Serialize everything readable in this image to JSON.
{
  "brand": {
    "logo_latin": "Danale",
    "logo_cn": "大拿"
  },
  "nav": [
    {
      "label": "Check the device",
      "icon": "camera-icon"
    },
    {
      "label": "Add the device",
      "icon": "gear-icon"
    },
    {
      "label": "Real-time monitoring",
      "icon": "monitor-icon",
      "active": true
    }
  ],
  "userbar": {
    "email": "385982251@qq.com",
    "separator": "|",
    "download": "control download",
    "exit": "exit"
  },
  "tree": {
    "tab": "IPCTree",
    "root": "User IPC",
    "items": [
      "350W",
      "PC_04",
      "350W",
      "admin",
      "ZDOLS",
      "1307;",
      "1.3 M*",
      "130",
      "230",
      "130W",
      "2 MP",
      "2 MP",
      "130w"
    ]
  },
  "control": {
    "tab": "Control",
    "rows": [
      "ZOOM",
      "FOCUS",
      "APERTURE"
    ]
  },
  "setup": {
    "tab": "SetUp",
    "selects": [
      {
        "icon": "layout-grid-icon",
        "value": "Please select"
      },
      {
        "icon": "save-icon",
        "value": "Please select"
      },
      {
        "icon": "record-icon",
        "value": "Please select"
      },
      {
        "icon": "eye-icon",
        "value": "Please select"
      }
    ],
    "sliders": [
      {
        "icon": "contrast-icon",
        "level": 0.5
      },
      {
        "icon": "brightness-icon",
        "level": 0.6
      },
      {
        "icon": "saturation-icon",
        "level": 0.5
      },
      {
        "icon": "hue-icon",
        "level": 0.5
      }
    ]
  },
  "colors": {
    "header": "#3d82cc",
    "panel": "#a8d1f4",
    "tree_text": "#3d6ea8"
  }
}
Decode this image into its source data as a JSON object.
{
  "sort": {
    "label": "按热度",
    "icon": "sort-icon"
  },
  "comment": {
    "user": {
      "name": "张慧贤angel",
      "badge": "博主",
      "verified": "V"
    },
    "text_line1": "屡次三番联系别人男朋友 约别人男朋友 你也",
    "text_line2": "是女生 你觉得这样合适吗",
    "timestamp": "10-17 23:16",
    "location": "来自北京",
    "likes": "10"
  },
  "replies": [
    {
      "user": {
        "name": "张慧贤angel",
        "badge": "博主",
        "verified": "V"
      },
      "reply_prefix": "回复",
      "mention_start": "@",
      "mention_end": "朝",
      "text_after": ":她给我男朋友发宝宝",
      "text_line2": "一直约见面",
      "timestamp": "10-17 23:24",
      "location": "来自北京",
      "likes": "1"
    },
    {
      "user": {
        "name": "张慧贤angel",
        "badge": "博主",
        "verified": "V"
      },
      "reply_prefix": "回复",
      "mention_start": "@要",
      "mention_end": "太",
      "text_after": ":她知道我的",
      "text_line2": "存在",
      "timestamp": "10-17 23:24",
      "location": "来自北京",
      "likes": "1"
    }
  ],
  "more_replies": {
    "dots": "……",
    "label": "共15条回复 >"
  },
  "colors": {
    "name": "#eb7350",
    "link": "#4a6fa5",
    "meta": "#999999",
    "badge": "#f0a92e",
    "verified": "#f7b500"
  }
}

* Objective
Copy each line of the data exactly, leaving nothing out.

* Result of the exercise
Serialize everything readable in this image to JSON.
{
  "brand": {
    "logo_latin": "Danale",
    "logo_cn": "大拿"
  },
  "nav": [
    {
      "label": "Check the device",
      "icon": "camera-icon"
    },
    {
      "label": "Add the device",
      "icon": "gear-icon"
    },
    {
      "label": "Real-time monitoring",
      "icon": "monitor-icon",
      "active": true
    }
  ],
  "userbar": {
    "email": "385982251@qq.com",
    "separator": "|",
    "download": "control download",
    "exit": "exit"
  },
  "tree": {
    "tab": "IPCTree",
    "root": "User IPC",
    "items": [
      "350W",
      "PC_04",
      "350W",
      "admin",
      "ZDOLS",
      "1307;",
      "1.3 M*",
      "130",
      "230",
      "130W",
      "2 MP",
      "2 MP",
      "130w"
    ]
  },
  "control": {
    "tab": "Control",
    "rows": [
      "ZOOM",
      "FOCUS",
      "APERTURE"
    ]
  },
  "setup": {
    "tab": "SetUp",
    "selects": [
      {
        "icon": "layout-grid-icon",
        "value": "Please select"
      },
      {
        "icon": "save-icon",
        "value": "Please select"
      },
      {
        "icon": "record-icon",
        "value": "Please select"
      },
      {
        "icon": "eye-icon",
        "value": "Please select"
      }
    ],
    "sliders": [
      {
        "icon": "contrast-icon",
        "level": 0.5
      },
      {
        "icon": "brightness-icon",
        "level": 0.6
      },
      {
        "icon": "saturation-icon",
        "level": 0.5
      },
      {
        "icon": "hue-icon",
        "level": 0.5
      }
    ]
  },
  "colors": {
    "header": "#3d82cc",
    "panel": "#a8d1f4",
    "tree_text": "#3d6ea8"
  }
}
Decode this image into its source data as a JSON object.
{
  "sort": {
    "label": "按热度",
    "icon": "sort-icon"
  },
  "comment": {
    "user": {
      "name": "张慧贤angel",
      "badge": "博主",
      "verified": "V"
    },
    "text_line1": "屡次三番联系别人男朋友 约别人男朋友 你也",
    "text_line2": "是女生 你觉得这样合适吗",
    "timestamp": "10-17 23:16",
    "location": "来自北京",
    "likes": "10"
  },
  "replies": [
    {
      "user": {
        "name": "张慧贤angel",
        "badge": "博主",
        "verified": "V"
      },
      "reply_prefix": "回复",
      "mention_start": "@",
      "mention_end": "朝",
      "text_after": ":她给我男朋友发宝宝",
      "text_line2": "一直约见面",
      "timestamp": "10-17 23:24",
      "location": "来自北京",
      "likes": "1"
    },
    {
      "user": {
        "name": "张慧贤angel",
        "badge": "博主",
        "verified": "V"
      },
      "reply_prefix": "回复",
      "mention_start": "@要",
      "mention_end": "太",
      "text_after": ":她知道我的",
      "text_line2": "存在",
      "timestamp": "10-17 23:24",
      "location": "来自北京",
      "likes": "1"
    }
  ],
  "more_replies": {
    "dots": "……",
    "label": "共15条回复 >"
  },
  "colors": {
    "name": "#eb7350",
    "link": "#4a6fa5",
    "meta": "#999999",
    "badge": "#f0a92e",
    "verified": "#f7b500"
  }
}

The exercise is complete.